### Problem to solve
Restate the data below word for word. Skip any images it contains.

### Stored rows

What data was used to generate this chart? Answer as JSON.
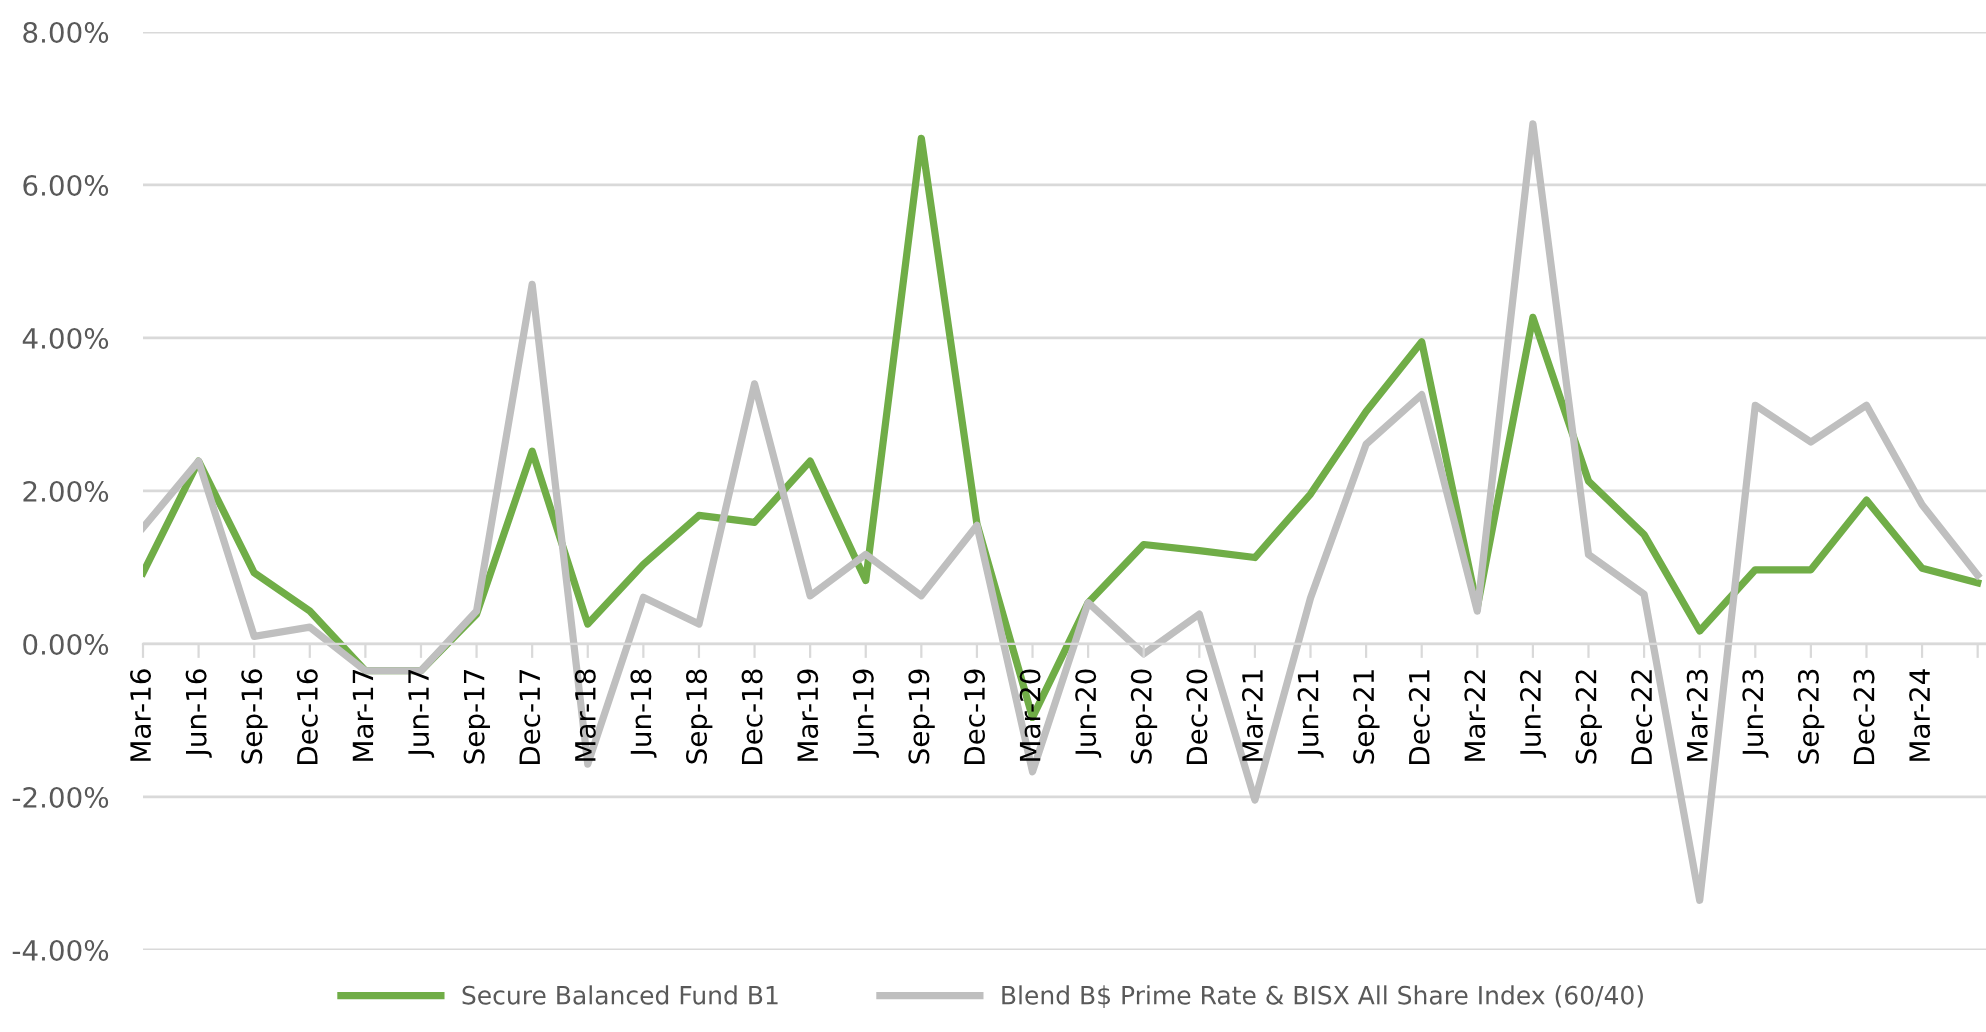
{
  "chart_data": {
    "type": "line",
    "categories": [
      "Mar-16",
      "Jun-16",
      "Sep-16",
      "Dec-16",
      "Mar-17",
      "Jun-17",
      "Sep-17",
      "Dec-17",
      "Mar-18",
      "Jun-18",
      "Sep-18",
      "Dec-18",
      "Mar-19",
      "Jun-19",
      "Sep-19",
      "Dec-19",
      "Mar-20",
      "Jun-20",
      "Sep-20",
      "Dec-20",
      "Mar-21",
      "Jun-21",
      "Sep-21",
      "Dec-21",
      "Mar-22",
      "Jun-22",
      "Sep-22",
      "Dec-22",
      "Mar-23",
      "Jun-23",
      "Sep-23",
      "Dec-23",
      "Mar-24",
      null
    ],
    "series": [
      {
        "name": "Secure Balanced Fund B1",
        "color": "#70ad47",
        "values": [
          0.93,
          2.39,
          0.93,
          0.43,
          -0.35,
          -0.35,
          0.39,
          2.52,
          0.26,
          1.04,
          1.68,
          1.59,
          2.39,
          0.83,
          6.61,
          1.57,
          -0.96,
          0.54,
          1.3,
          1.22,
          1.13,
          1.96,
          3.04,
          3.95,
          0.48,
          4.27,
          2.13,
          1.43,
          0.17,
          0.97,
          0.97,
          1.88,
          0.99,
          0.8
        ]
      },
      {
        "name": "Blend B$ Prime Rate & BISX All Share Index (60/40)",
        "color": "#bfbfbf",
        "values": [
          1.52,
          2.39,
          0.1,
          0.22,
          -0.35,
          -0.35,
          0.43,
          4.7,
          -1.57,
          0.61,
          0.26,
          3.4,
          0.63,
          1.17,
          0.63,
          1.55,
          -1.67,
          0.54,
          -0.13,
          0.39,
          -2.04,
          0.6,
          2.61,
          3.26,
          0.43,
          6.8,
          1.17,
          0.65,
          -3.35,
          3.12,
          2.64,
          3.12,
          1.82,
          0.9
        ]
      }
    ],
    "ylim": [
      -4,
      8
    ],
    "yticks": [
      {
        "value": -4,
        "label": "-4.00%"
      },
      {
        "value": -2,
        "label": "-2.00%"
      },
      {
        "value": 0,
        "label": "0.00%"
      },
      {
        "value": 2,
        "label": "2.00%"
      },
      {
        "value": 4,
        "label": "4.00%"
      },
      {
        "value": 6,
        "label": "6.00%"
      },
      {
        "value": 8,
        "label": "8.00%"
      }
    ],
    "grid": "y",
    "legend": "bottom",
    "marker": "none",
    "line_style": "solid"
  }
}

### Answer to this exercise
What data was used to generate this chart? Answer as JSON.
{
  "chart_data": {
    "type": "line",
    "categories": [
      "Mar-16",
      "Jun-16",
      "Sep-16",
      "Dec-16",
      "Mar-17",
      "Jun-17",
      "Sep-17",
      "Dec-17",
      "Mar-18",
      "Jun-18",
      "Sep-18",
      "Dec-18",
      "Mar-19",
      "Jun-19",
      "Sep-19",
      "Dec-19",
      "Mar-20",
      "Jun-20",
      "Sep-20",
      "Dec-20",
      "Mar-21",
      "Jun-21",
      "Sep-21",
      "Dec-21",
      "Mar-22",
      "Jun-22",
      "Sep-22",
      "Dec-22",
      "Mar-23",
      "Jun-23",
      "Sep-23",
      "Dec-23",
      "Mar-24",
      null
    ],
    "series": [
      {
        "name": "Secure Balanced Fund B1",
        "color": "#70ad47",
        "values": [
          0.93,
          2.39,
          0.93,
          0.43,
          -0.35,
          -0.35,
          0.39,
          2.52,
          0.26,
          1.04,
          1.68,
          1.59,
          2.39,
          0.83,
          6.61,
          1.57,
          -0.96,
          0.54,
          1.3,
          1.22,
          1.13,
          1.96,
          3.04,
          3.95,
          0.48,
          4.27,
          2.13,
          1.43,
          0.17,
          0.97,
          0.97,
          1.88,
          0.99,
          0.8
        ]
      },
      {
        "name": "Blend B$ Prime Rate & BISX All Share Index (60/40)",
        "color": "#bfbfbf",
        "values": [
          1.52,
          2.39,
          0.1,
          0.22,
          -0.35,
          -0.35,
          0.43,
          4.7,
          -1.57,
          0.61,
          0.26,
          3.4,
          0.63,
          1.17,
          0.63,
          1.55,
          -1.67,
          0.54,
          -0.13,
          0.39,
          -2.04,
          0.6,
          2.61,
          3.26,
          0.43,
          6.8,
          1.17,
          0.65,
          -3.35,
          3.12,
          2.64,
          3.12,
          1.82,
          0.9
        ]
      }
    ],
    "ylim": [
      -4,
      8
    ],
    "yticks": [
      {
        "value": -4,
        "label": "-4.00%"
      },
      {
        "value": -2,
        "label": "-2.00%"
      },
      {
        "value": 0,
        "label": "0.00%"
      },
      {
        "value": 2,
        "label": "2.00%"
      },
      {
        "value": 4,
        "label": "4.00%"
      },
      {
        "value": 6,
        "label": "6.00%"
      },
      {
        "value": 8,
        "label": "8.00%"
      }
    ],
    "grid": "y",
    "legend": "bottom",
    "marker": "none",
    "line_style": "solid"
  }
}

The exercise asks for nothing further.